--- Records supplied ---

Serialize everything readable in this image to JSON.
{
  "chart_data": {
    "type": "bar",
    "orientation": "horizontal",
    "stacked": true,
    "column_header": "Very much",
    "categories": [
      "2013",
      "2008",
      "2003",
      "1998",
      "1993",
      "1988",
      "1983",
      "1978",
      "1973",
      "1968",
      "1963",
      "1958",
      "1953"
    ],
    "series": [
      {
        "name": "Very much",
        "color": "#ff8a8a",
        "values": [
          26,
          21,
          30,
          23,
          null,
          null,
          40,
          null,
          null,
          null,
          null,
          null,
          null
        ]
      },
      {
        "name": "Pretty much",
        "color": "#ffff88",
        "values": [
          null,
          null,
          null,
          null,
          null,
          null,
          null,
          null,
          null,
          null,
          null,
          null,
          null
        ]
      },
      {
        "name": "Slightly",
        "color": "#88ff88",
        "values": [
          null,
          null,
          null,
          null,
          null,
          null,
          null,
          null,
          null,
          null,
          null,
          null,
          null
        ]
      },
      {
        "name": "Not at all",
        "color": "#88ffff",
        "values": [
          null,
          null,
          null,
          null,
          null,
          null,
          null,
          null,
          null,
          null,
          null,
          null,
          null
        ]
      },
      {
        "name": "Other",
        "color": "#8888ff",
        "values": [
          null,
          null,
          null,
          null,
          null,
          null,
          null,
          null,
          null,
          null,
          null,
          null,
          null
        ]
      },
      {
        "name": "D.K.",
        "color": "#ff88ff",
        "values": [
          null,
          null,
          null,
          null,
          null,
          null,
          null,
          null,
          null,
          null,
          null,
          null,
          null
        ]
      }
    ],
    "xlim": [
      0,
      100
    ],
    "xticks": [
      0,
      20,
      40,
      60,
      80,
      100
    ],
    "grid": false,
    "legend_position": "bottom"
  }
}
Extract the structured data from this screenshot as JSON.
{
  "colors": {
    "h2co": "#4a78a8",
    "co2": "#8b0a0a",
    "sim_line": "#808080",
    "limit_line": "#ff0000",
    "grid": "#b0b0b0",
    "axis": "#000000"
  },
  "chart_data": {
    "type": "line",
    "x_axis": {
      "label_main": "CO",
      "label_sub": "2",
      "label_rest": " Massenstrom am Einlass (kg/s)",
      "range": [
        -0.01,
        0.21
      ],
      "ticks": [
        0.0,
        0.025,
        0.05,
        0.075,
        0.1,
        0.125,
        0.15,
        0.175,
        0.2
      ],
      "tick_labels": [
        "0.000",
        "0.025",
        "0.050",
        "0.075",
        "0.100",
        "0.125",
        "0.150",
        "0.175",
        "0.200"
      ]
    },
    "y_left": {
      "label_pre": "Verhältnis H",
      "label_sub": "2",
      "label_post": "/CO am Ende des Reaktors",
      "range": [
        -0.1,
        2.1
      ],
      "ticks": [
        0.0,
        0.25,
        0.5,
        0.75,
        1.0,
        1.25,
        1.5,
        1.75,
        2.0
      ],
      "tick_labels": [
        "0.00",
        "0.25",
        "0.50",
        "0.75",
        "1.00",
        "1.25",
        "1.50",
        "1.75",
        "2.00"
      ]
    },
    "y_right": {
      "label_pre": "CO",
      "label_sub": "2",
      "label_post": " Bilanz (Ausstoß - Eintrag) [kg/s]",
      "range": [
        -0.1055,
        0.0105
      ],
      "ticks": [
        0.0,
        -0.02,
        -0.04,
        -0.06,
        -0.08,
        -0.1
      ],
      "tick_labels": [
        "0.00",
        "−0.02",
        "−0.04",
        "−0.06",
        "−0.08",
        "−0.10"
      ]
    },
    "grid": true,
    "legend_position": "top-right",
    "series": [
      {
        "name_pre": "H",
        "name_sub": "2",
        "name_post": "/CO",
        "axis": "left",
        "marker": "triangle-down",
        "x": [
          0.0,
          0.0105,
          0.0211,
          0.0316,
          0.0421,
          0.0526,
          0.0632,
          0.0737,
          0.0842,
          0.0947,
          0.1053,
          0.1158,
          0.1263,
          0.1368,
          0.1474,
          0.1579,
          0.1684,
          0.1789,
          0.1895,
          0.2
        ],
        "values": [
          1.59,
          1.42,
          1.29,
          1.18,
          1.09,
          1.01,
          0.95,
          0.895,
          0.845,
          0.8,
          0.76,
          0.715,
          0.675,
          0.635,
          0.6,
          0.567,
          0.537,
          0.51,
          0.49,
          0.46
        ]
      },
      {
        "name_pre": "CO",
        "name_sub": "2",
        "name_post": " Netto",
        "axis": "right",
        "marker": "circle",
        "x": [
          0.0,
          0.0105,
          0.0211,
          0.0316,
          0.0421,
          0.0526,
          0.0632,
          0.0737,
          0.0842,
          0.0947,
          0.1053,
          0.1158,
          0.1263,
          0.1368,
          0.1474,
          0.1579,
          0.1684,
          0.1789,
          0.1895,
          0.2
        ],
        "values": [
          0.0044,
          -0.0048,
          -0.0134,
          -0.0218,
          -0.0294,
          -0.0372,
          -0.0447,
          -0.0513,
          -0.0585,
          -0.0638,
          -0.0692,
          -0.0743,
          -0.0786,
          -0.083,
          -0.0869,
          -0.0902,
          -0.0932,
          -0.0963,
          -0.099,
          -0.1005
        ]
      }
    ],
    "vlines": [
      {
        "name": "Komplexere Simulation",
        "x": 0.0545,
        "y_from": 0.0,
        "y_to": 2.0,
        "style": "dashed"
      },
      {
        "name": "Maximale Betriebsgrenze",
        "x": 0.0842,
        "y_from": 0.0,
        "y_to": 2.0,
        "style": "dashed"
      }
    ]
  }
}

---

### Prompt
Copy every line of the records above that contains "marker".

### The answer
        "marker": "triangle-down",
        "marker": "circle",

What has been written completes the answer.